• [Exercise]: Take the lines from the one with "Decode this image" through the end of the material below and repeat them exactly, dropping every picture.

• [Data to use]:
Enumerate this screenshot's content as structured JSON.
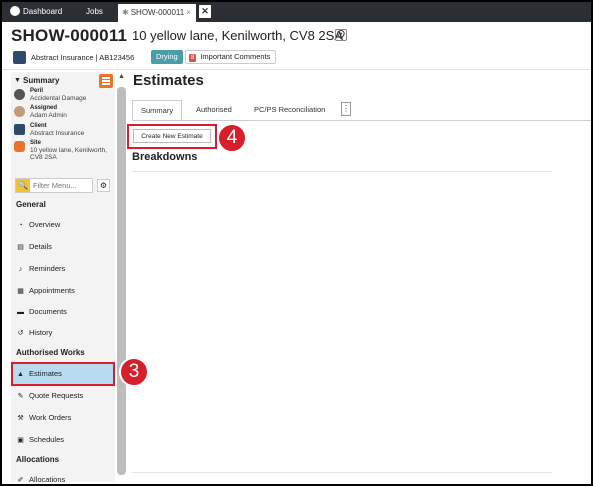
{
  "topnav": {
    "dashboard": "Dashboard",
    "jobs": "Jobs",
    "active_tab": "SHOW-000011",
    "tab_star": "✱",
    "tab_close": "×",
    "close_x": "✕"
  },
  "header": {
    "job_ref": "SHOW-000011",
    "address": "10 yellow lane, Kenilworth, CV8 2SA",
    "client_line": "Abstract Insurance | AB123456",
    "status_badge": "Drying",
    "comments_count": "8",
    "comments_label": "Important Comments"
  },
  "summary": {
    "title": "Summary",
    "items": [
      {
        "key": "Peril",
        "value": "Accidental Damage"
      },
      {
        "key": "Assigned",
        "value": "Adam Admin"
      },
      {
        "key": "Client",
        "value": "Abstract Insurance"
      },
      {
        "key": "Site",
        "value": "10 yellow lane, Kenilworth, CV8 2SA"
      }
    ]
  },
  "sidebar": {
    "filter_placeholder": "Filter Menu...",
    "sections": [
      {
        "title": "General",
        "items": [
          "Overview",
          "Details",
          "Reminders",
          "Appointments",
          "Documents",
          "History"
        ]
      },
      {
        "title": "Authorised Works",
        "items": [
          "Estimates",
          "Quote Requests",
          "Work Orders",
          "Schedules"
        ]
      },
      {
        "title": "Allocations",
        "items": [
          "Allocations"
        ]
      }
    ]
  },
  "main": {
    "title": "Estimates",
    "tabs": [
      "Summary",
      "Authorised",
      "PC/PS Reconciliation"
    ],
    "tab_more": "⋮",
    "create_button": "Create New Estimate",
    "section_title": "Breakdowns"
  },
  "callouts": {
    "step4": "4",
    "step3": "3"
  },
  "colors": {
    "nav_bg": "#2b2f35",
    "drying": "#4a9dab",
    "highlight": "#d61f2b",
    "active_row": "#b7dbef",
    "menu_btn": "#e8742c"
  }
}
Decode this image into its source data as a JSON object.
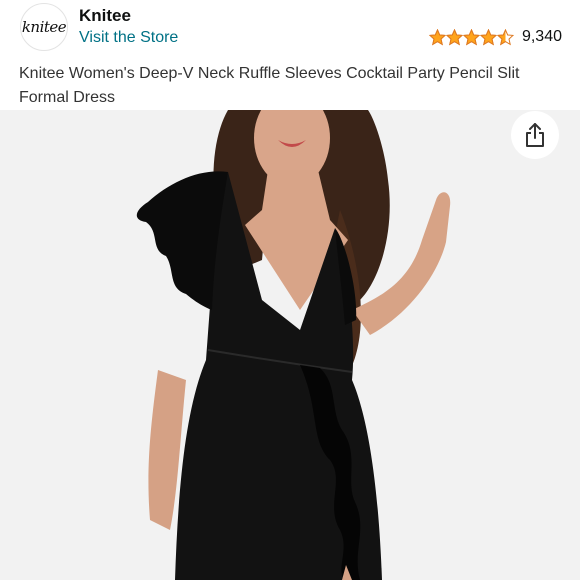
{
  "header": {
    "logo_text": "knitee",
    "brand_name": "Knitee",
    "visit_store_label": "Visit the Store",
    "rating": {
      "stars": 4.5,
      "max_stars": 5,
      "review_count": "9,340",
      "star_color": "#FFA41C"
    }
  },
  "product": {
    "title": "Knitee Women's Deep-V Neck Ruffle Sleeves Cocktail Party Pencil Slit Formal Dress"
  },
  "image": {
    "subject": "model-in-black-dress"
  },
  "icons": {
    "share": "share-icon",
    "star": "star-icon"
  },
  "colors": {
    "link": "#007185",
    "dress": "#111111",
    "background": "#f2f2f2"
  }
}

• [Worked answer]:
Decode this image into its source data as a JSON object.
{
  "header": {
    "logo_text": "knitee",
    "brand_name": "Knitee",
    "visit_store_label": "Visit the Store",
    "rating": {
      "stars": 4.5,
      "max_stars": 5,
      "review_count": "9,340",
      "star_color": "#FFA41C"
    }
  },
  "product": {
    "title": "Knitee Women's Deep-V Neck Ruffle Sleeves Cocktail Party Pencil Slit Formal Dress"
  },
  "image": {
    "subject": "model-in-black-dress"
  },
  "icons": {
    "share": "share-icon",
    "star": "star-icon"
  },
  "colors": {
    "link": "#007185",
    "dress": "#111111",
    "background": "#f2f2f2"
  }
}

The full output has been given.